SHORT PROBLEM
Take the material below and write it all out again exactly.

PROVIDED RECORDS
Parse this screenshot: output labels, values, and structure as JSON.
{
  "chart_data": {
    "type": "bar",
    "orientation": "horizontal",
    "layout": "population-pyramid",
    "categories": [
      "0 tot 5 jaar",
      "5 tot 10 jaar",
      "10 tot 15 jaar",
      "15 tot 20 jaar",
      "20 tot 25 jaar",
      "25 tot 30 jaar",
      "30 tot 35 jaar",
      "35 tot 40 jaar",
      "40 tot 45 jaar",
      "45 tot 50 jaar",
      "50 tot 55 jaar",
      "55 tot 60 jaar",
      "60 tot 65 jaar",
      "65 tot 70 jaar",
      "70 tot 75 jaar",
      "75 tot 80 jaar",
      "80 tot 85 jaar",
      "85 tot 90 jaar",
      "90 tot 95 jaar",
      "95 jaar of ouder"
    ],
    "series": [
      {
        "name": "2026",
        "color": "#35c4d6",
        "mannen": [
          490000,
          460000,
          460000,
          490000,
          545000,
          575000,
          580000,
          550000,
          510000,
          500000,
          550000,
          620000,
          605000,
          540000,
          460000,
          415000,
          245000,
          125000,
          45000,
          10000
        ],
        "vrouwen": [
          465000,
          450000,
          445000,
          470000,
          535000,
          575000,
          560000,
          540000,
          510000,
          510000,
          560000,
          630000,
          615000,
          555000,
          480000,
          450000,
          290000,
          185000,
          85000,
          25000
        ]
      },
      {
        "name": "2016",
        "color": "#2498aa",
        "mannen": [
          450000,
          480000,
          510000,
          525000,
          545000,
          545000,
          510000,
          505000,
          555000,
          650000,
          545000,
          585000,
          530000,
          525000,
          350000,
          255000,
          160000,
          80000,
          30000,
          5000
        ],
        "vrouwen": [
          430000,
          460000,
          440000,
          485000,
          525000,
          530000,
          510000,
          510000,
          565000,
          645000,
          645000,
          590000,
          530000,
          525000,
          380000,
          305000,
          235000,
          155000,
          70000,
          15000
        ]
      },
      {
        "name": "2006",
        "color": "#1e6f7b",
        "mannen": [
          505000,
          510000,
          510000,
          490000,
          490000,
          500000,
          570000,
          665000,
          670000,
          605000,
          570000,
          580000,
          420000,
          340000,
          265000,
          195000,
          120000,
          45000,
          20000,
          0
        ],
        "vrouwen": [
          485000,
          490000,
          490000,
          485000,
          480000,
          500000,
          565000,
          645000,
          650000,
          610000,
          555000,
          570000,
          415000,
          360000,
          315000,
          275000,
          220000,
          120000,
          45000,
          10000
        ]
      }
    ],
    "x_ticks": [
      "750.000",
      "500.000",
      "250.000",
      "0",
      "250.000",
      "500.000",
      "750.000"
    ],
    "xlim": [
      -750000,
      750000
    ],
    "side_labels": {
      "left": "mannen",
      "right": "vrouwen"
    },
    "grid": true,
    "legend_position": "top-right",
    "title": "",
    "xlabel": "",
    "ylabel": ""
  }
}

RESULT OF THIS TASK
Parse this screenshot: output labels, values, and structure as JSON.
{
  "chart_data": {
    "type": "bar",
    "orientation": "horizontal",
    "layout": "population-pyramid",
    "categories": [
      "0 tot 5 jaar",
      "5 tot 10 jaar",
      "10 tot 15 jaar",
      "15 tot 20 jaar",
      "20 tot 25 jaar",
      "25 tot 30 jaar",
      "30 tot 35 jaar",
      "35 tot 40 jaar",
      "40 tot 45 jaar",
      "45 tot 50 jaar",
      "50 tot 55 jaar",
      "55 tot 60 jaar",
      "60 tot 65 jaar",
      "65 tot 70 jaar",
      "70 tot 75 jaar",
      "75 tot 80 jaar",
      "80 tot 85 jaar",
      "85 tot 90 jaar",
      "90 tot 95 jaar",
      "95 jaar of ouder"
    ],
    "series": [
      {
        "name": "2026",
        "color": "#35c4d6",
        "mannen": [
          490000,
          460000,
          460000,
          490000,
          545000,
          575000,
          580000,
          550000,
          510000,
          500000,
          550000,
          620000,
          605000,
          540000,
          460000,
          415000,
          245000,
          125000,
          45000,
          10000
        ],
        "vrouwen": [
          465000,
          450000,
          445000,
          470000,
          535000,
          575000,
          560000,
          540000,
          510000,
          510000,
          560000,
          630000,
          615000,
          555000,
          480000,
          450000,
          290000,
          185000,
          85000,
          25000
        ]
      },
      {
        "name": "2016",
        "color": "#2498aa",
        "mannen": [
          450000,
          480000,
          510000,
          525000,
          545000,
          545000,
          510000,
          505000,
          555000,
          650000,
          545000,
          585000,
          530000,
          525000,
          350000,
          255000,
          160000,
          80000,
          30000,
          5000
        ],
        "vrouwen": [
          430000,
          460000,
          440000,
          485000,
          525000,
          530000,
          510000,
          510000,
          565000,
          645000,
          645000,
          590000,
          530000,
          525000,
          380000,
          305000,
          235000,
          155000,
          70000,
          15000
        ]
      },
      {
        "name": "2006",
        "color": "#1e6f7b",
        "mannen": [
          505000,
          510000,
          510000,
          490000,
          490000,
          500000,
          570000,
          665000,
          670000,
          605000,
          570000,
          580000,
          420000,
          340000,
          265000,
          195000,
          120000,
          45000,
          20000,
          0
        ],
        "vrouwen": [
          485000,
          490000,
          490000,
          485000,
          480000,
          500000,
          565000,
          645000,
          650000,
          610000,
          555000,
          570000,
          415000,
          360000,
          315000,
          275000,
          220000,
          120000,
          45000,
          10000
        ]
      }
    ],
    "x_ticks": [
      "750.000",
      "500.000",
      "250.000",
      "0",
      "250.000",
      "500.000",
      "750.000"
    ],
    "xlim": [
      -750000,
      750000
    ],
    "side_labels": {
      "left": "mannen",
      "right": "vrouwen"
    },
    "grid": true,
    "legend_position": "top-right",
    "title": "",
    "xlabel": "",
    "ylabel": ""
  }
}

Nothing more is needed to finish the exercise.